## Stated task
Rewrite the entries from the line containing "For every button, label, input, icon, or" through the line containing "nav-subjects[interactable]: Subjects <box>1302", replacing "Kiswahili" with "Chemistry" and changing nothing else. Omit the pictures from your answer.

## Recorded information
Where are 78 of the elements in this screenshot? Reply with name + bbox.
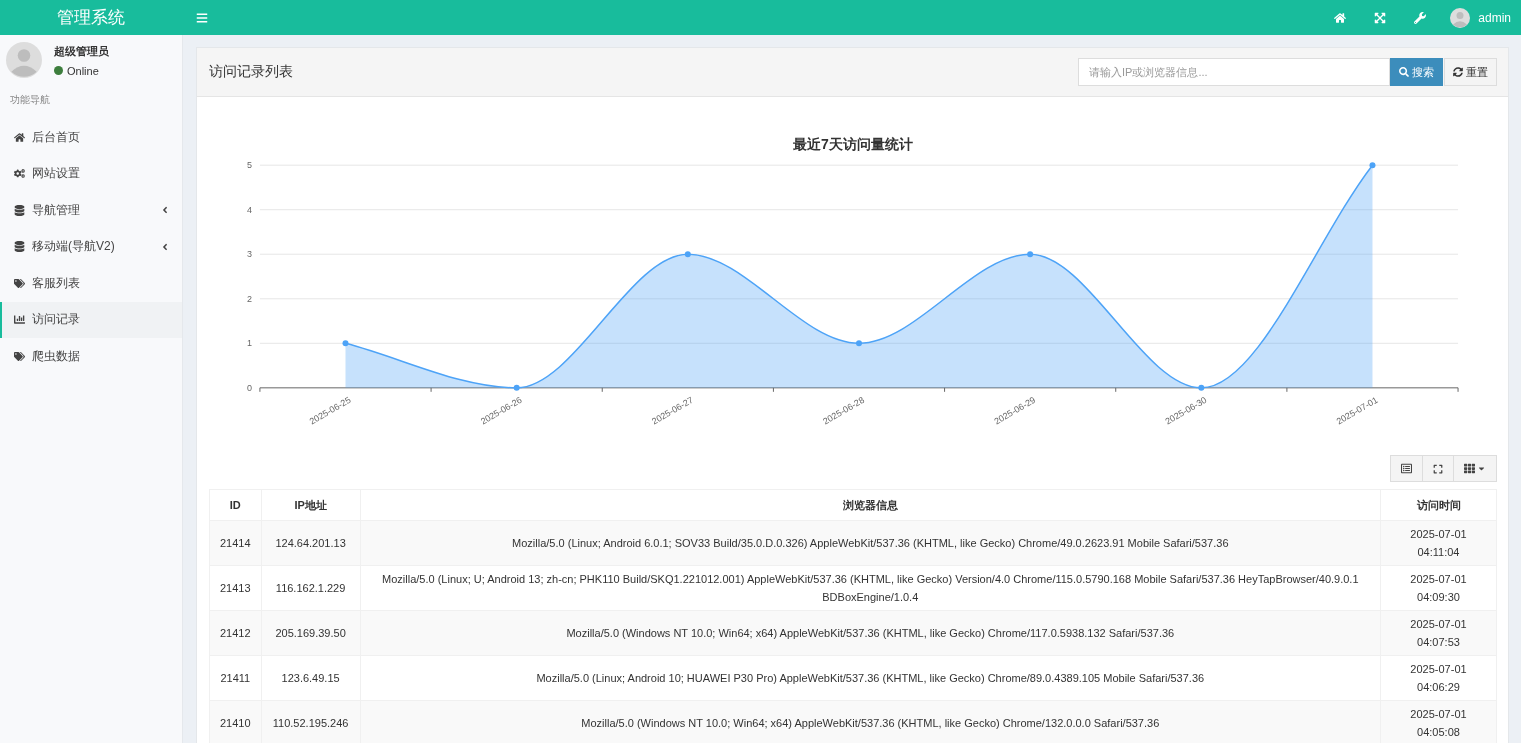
--
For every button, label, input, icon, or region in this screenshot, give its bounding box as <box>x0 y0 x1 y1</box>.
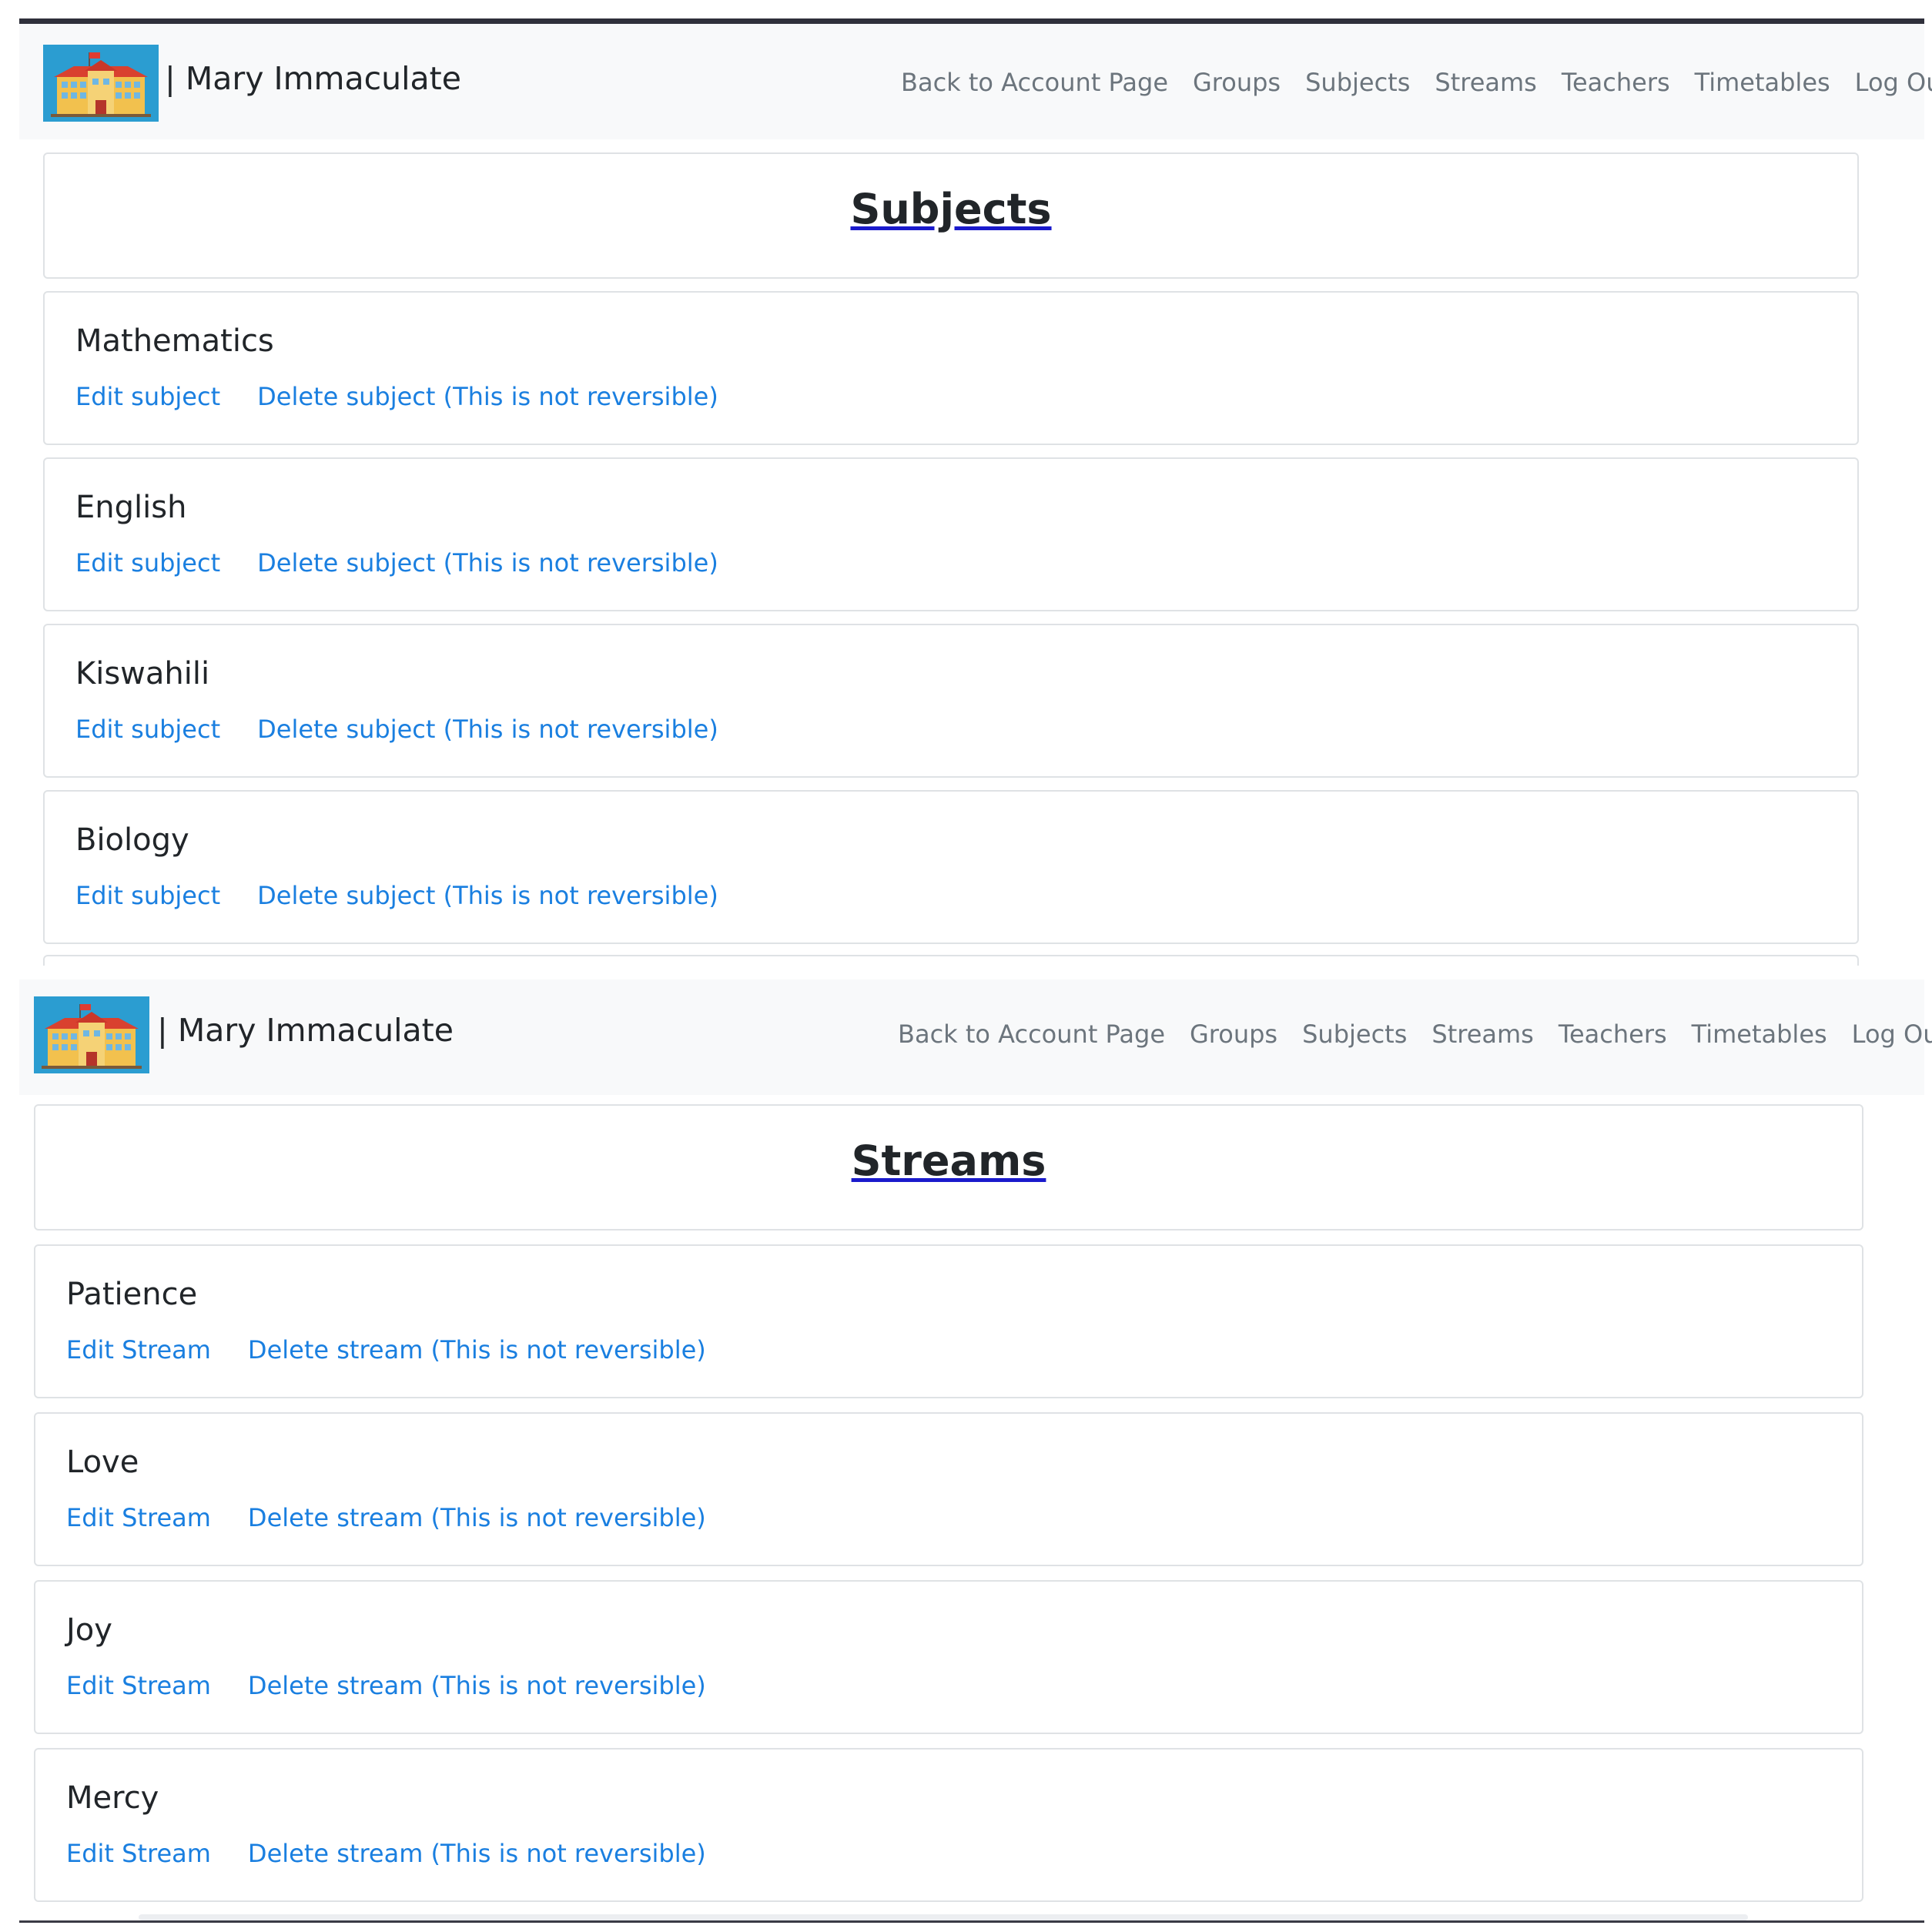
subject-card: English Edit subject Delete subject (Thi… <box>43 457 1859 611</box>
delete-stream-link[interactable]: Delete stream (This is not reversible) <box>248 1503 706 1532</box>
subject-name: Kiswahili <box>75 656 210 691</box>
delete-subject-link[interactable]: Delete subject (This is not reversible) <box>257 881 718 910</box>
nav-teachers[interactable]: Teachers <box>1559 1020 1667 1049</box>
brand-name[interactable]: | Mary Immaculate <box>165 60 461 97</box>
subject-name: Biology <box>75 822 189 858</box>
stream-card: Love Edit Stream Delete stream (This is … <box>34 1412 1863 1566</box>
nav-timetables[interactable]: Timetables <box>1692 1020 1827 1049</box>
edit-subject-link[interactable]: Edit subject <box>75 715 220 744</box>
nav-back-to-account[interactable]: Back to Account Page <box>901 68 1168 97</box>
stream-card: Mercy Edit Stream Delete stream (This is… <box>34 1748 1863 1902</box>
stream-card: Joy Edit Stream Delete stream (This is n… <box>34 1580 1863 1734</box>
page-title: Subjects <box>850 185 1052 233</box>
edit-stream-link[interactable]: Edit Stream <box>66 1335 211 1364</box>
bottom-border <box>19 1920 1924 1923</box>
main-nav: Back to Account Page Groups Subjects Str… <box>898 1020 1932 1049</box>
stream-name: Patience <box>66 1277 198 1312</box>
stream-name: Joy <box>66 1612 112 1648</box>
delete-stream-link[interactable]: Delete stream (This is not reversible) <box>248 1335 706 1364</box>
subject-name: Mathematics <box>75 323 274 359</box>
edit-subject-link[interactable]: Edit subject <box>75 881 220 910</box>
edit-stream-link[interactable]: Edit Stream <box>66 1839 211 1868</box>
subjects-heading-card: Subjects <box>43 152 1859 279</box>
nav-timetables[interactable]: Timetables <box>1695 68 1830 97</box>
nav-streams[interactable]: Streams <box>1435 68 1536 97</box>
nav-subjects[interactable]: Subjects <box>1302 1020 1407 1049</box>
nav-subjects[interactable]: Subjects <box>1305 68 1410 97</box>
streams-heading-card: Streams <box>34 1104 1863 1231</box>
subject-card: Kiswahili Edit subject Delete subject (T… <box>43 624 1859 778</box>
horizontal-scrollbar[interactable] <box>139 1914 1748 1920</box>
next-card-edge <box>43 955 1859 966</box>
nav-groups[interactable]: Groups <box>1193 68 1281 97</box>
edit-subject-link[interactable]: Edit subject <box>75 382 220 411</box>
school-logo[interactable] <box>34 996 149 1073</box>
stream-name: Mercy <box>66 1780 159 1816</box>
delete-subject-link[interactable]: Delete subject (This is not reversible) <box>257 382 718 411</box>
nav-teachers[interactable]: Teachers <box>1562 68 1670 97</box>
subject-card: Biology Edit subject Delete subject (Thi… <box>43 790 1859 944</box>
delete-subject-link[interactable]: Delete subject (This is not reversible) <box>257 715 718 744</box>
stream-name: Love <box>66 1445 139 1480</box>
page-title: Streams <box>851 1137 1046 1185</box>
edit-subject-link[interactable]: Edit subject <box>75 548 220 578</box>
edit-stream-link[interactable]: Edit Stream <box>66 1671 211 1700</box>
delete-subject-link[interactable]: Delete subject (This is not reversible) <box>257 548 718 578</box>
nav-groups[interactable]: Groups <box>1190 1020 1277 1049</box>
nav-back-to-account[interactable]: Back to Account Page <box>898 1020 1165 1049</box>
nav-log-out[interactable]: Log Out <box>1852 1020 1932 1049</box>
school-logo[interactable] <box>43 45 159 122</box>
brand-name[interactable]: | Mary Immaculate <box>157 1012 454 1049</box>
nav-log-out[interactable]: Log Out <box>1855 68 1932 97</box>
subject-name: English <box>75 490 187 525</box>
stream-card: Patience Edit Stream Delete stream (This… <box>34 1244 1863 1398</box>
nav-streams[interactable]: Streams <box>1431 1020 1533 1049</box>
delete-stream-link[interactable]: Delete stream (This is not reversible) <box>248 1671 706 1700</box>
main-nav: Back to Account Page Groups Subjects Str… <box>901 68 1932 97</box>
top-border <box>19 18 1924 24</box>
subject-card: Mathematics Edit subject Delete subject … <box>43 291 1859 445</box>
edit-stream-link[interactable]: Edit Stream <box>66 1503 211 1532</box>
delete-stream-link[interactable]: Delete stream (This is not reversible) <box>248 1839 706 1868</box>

## Correct response
For every button, label, input, icon, or region in this screenshot, give its bounding box as <box>x0 y0 x1 y1</box>.
subject-card: English Edit subject Delete subject (Thi… <box>43 457 1859 611</box>
delete-stream-link[interactable]: Delete stream (This is not reversible) <box>248 1503 706 1532</box>
subject-name: Chemistry <box>75 656 210 691</box>
delete-subject-link[interactable]: Delete subject (This is not reversible) <box>257 881 718 910</box>
nav-teachers[interactable]: Teachers <box>1559 1020 1667 1049</box>
brand-name[interactable]: | Mary Immaculate <box>165 60 461 97</box>
subject-name: Biology <box>75 822 189 858</box>
stream-card: Love Edit Stream Delete stream (This is … <box>34 1412 1863 1566</box>
nav-timetables[interactable]: Timetables <box>1692 1020 1827 1049</box>
edit-subject-link[interactable]: Edit subject <box>75 715 220 744</box>
nav-back-to-account[interactable]: Back to Account Page <box>901 68 1168 97</box>
stream-card: Mercy Edit Stream Delete stream (This is… <box>34 1748 1863 1902</box>
stream-card: Joy Edit Stream Delete stream (This is n… <box>34 1580 1863 1734</box>
page-title: Subjects <box>850 185 1052 233</box>
edit-stream-link[interactable]: Edit Stream <box>66 1335 211 1364</box>
bottom-border <box>19 1920 1924 1923</box>
main-nav: Back to Account Page Groups Subjects Str… <box>898 1020 1932 1049</box>
stream-name: Patience <box>66 1277 198 1312</box>
stream-name: Joy <box>66 1612 112 1648</box>
delete-stream-link[interactable]: Delete stream (This is not reversible) <box>248 1335 706 1364</box>
subject-name: Mathematics <box>75 323 274 359</box>
edit-subject-link[interactable]: Edit subject <box>75 881 220 910</box>
edit-stream-link[interactable]: Edit Stream <box>66 1839 211 1868</box>
subjects-heading-card: Subjects <box>43 152 1859 279</box>
nav-timetables[interactable]: Timetables <box>1695 68 1830 97</box>
nav-streams[interactable]: Streams <box>1435 68 1536 97</box>
nav-subjects[interactable]: Subjects <box>1302 1020 1407 1049</box>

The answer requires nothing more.